▸ **Directions for this task**: Go through the material below, count the lines with the word "color", and reply with the count alone.

● ● ● ● ●

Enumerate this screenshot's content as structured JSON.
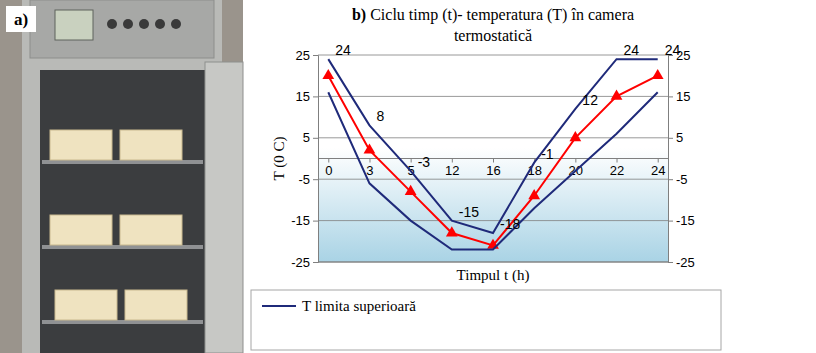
{
  "photo": {
    "label": "a)"
  },
  "chart_data": {
    "type": "line",
    "label": "b)",
    "title": "Ciclu timp (t)- temperatura (T) în camera termostatică",
    "x_label": "Timpul t (h)",
    "y_label": "T (0 C)",
    "categories": [
      "0",
      "3",
      "5",
      "12",
      "16",
      "18",
      "20",
      "22",
      "24"
    ],
    "series": [
      {
        "name": "T limita superioară",
        "color": "#1f2a7a",
        "values": [
          24,
          8,
          -3,
          -15,
          -18,
          -1,
          12,
          24,
          24
        ],
        "data_labels": true
      },
      {
        "color": "#ff0000",
        "marker": "triangle",
        "values": [
          20,
          2,
          -8,
          -18,
          -21,
          -9,
          5,
          15,
          20
        ]
      },
      {
        "color": "#1f2a7a",
        "values": [
          16,
          -6,
          -15,
          -22,
          -22,
          -12,
          -3,
          6,
          16
        ]
      }
    ],
    "ylim": [
      -25,
      25
    ],
    "yticks": [
      -25,
      -15,
      -5,
      5,
      15,
      25
    ],
    "y2lim": [
      -25,
      25
    ],
    "y2ticks": [
      -25,
      -15,
      -5,
      5,
      15,
      25
    ],
    "grid": true,
    "legend": "bottom"
  }
}
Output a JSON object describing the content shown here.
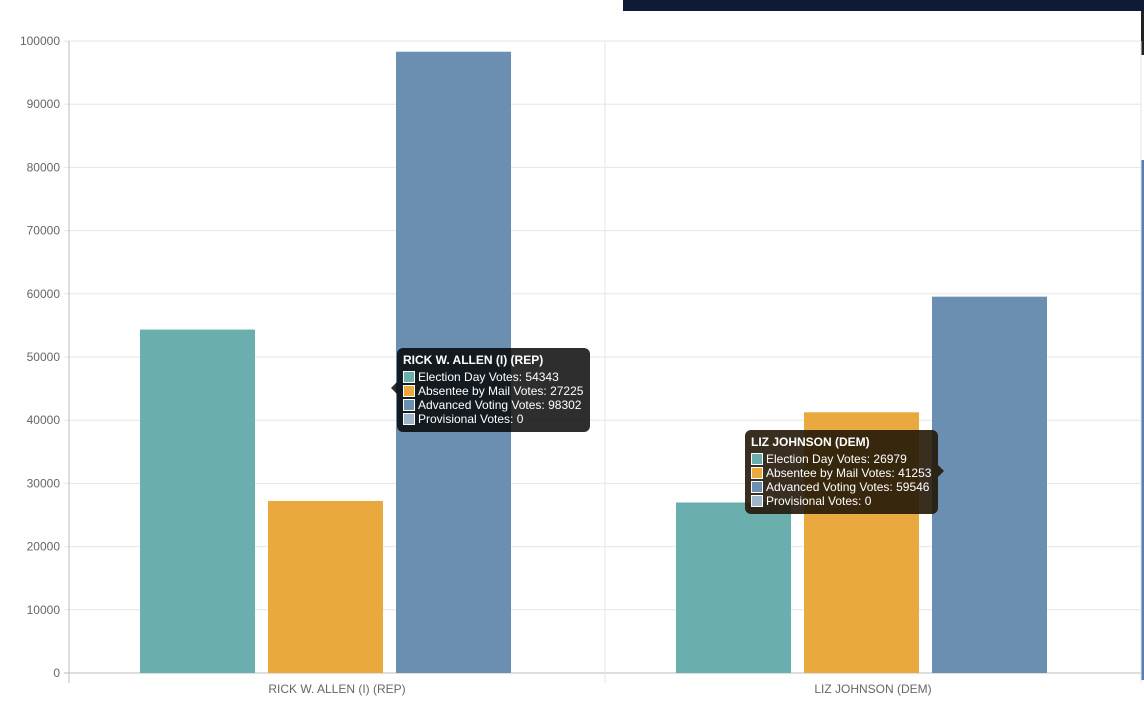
{
  "chart_data": {
    "type": "bar",
    "categories": [
      "RICK W. ALLEN (I) (REP)",
      "LIZ JOHNSON (DEM)"
    ],
    "series": [
      {
        "name": "Election Day Votes",
        "values": [
          54343,
          26979
        ],
        "color": "#6aafad"
      },
      {
        "name": "Absentee by Mail Votes",
        "values": [
          27225,
          41253
        ],
        "color": "#e9a93f"
      },
      {
        "name": "Advanced Voting Votes",
        "values": [
          98302,
          59546
        ],
        "color": "#6b8fb0"
      },
      {
        "name": "Provisional Votes",
        "values": [
          0,
          0
        ],
        "color": "#9fb5cc"
      }
    ],
    "ylim": [
      0,
      100000
    ],
    "yticks": [
      0,
      10000,
      20000,
      30000,
      40000,
      50000,
      60000,
      70000,
      80000,
      90000,
      100000
    ],
    "grid": true
  },
  "tooltips": [
    {
      "title": "RICK W. ALLEN (I) (REP)",
      "rows": [
        "Election Day Votes: 54343",
        "Absentee by Mail Votes: 27225",
        "Advanced Voting Votes: 98302",
        "Provisional Votes: 0"
      ]
    },
    {
      "title": "LIZ JOHNSON (DEM)",
      "rows": [
        "Election Day Votes: 26979",
        "Absentee by Mail Votes: 41253",
        "Advanced Voting Votes: 59546",
        "Provisional Votes: 0"
      ]
    }
  ]
}
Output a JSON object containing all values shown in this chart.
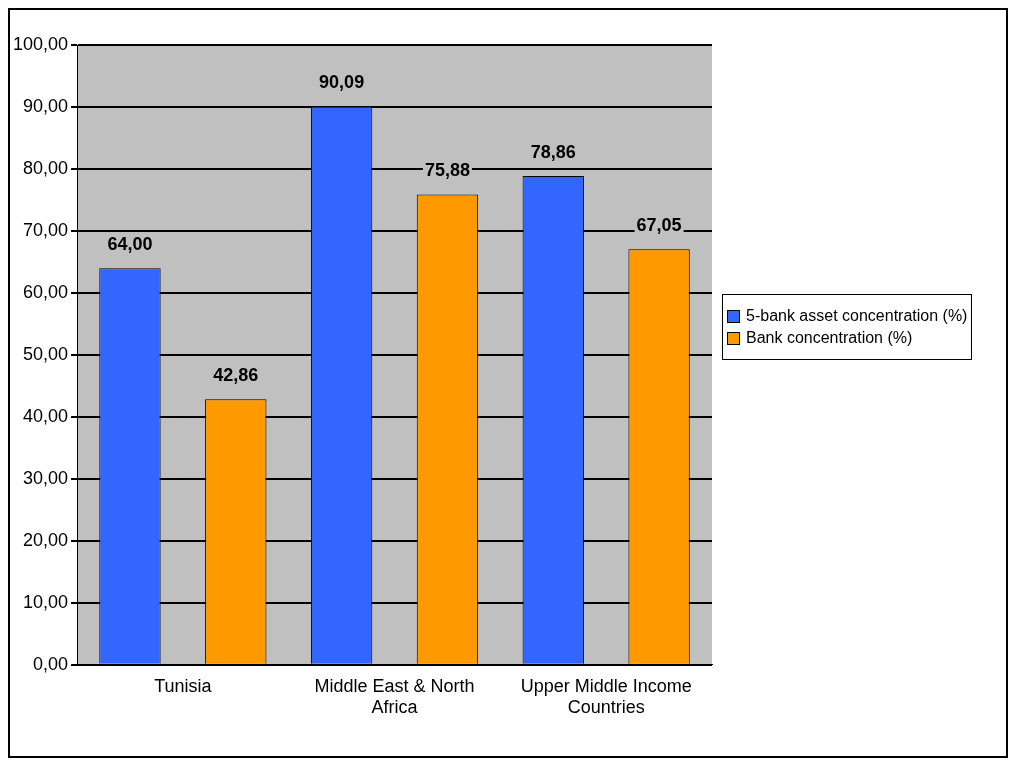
{
  "chart_data": {
    "type": "bar",
    "categories": [
      "Tunisia",
      "Middle East & North Africa",
      "Upper Middle Income Countries"
    ],
    "series": [
      {
        "name": "5-bank asset concentration (%)",
        "color": "#3366ff",
        "values": [
          64.0,
          90.09,
          78.86
        ],
        "value_labels": [
          "64,00",
          "90,09",
          "78,86"
        ]
      },
      {
        "name": "Bank concentration (%)",
        "color": "#ff9900",
        "values": [
          42.86,
          75.88,
          67.05
        ],
        "value_labels": [
          "42,86",
          "75,88",
          "67,05"
        ]
      }
    ],
    "ylim": [
      0,
      100
    ],
    "yticks": [
      {
        "value": 0,
        "label": "0,00"
      },
      {
        "value": 10,
        "label": "10,00"
      },
      {
        "value": 20,
        "label": "20,00"
      },
      {
        "value": 30,
        "label": "30,00"
      },
      {
        "value": 40,
        "label": "40,00"
      },
      {
        "value": 50,
        "label": "50,00"
      },
      {
        "value": 60,
        "label": "60,00"
      },
      {
        "value": 70,
        "label": "70,00"
      },
      {
        "value": 80,
        "label": "80,00"
      },
      {
        "value": 90,
        "label": "90,00"
      },
      {
        "value": 100,
        "label": "100,00"
      }
    ],
    "grid": "y",
    "legend": "right"
  }
}
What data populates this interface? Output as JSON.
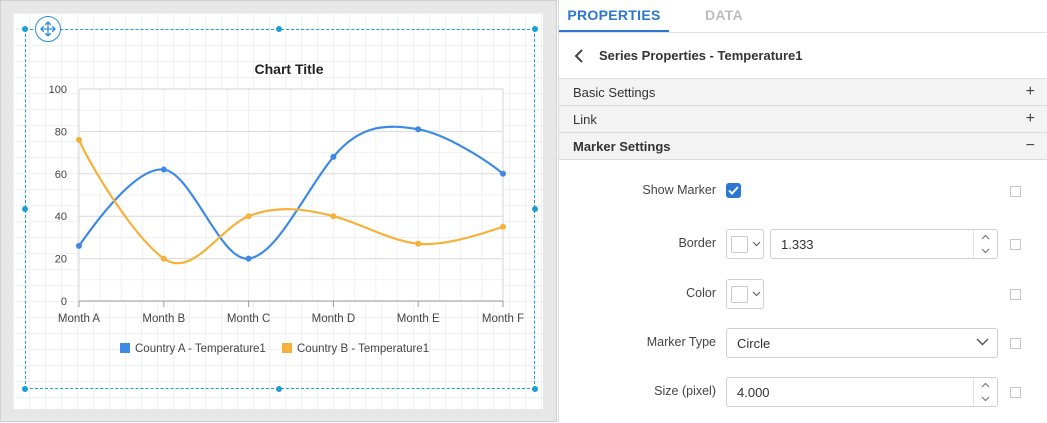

● ● ● ● ●

▸ **Task output**: 9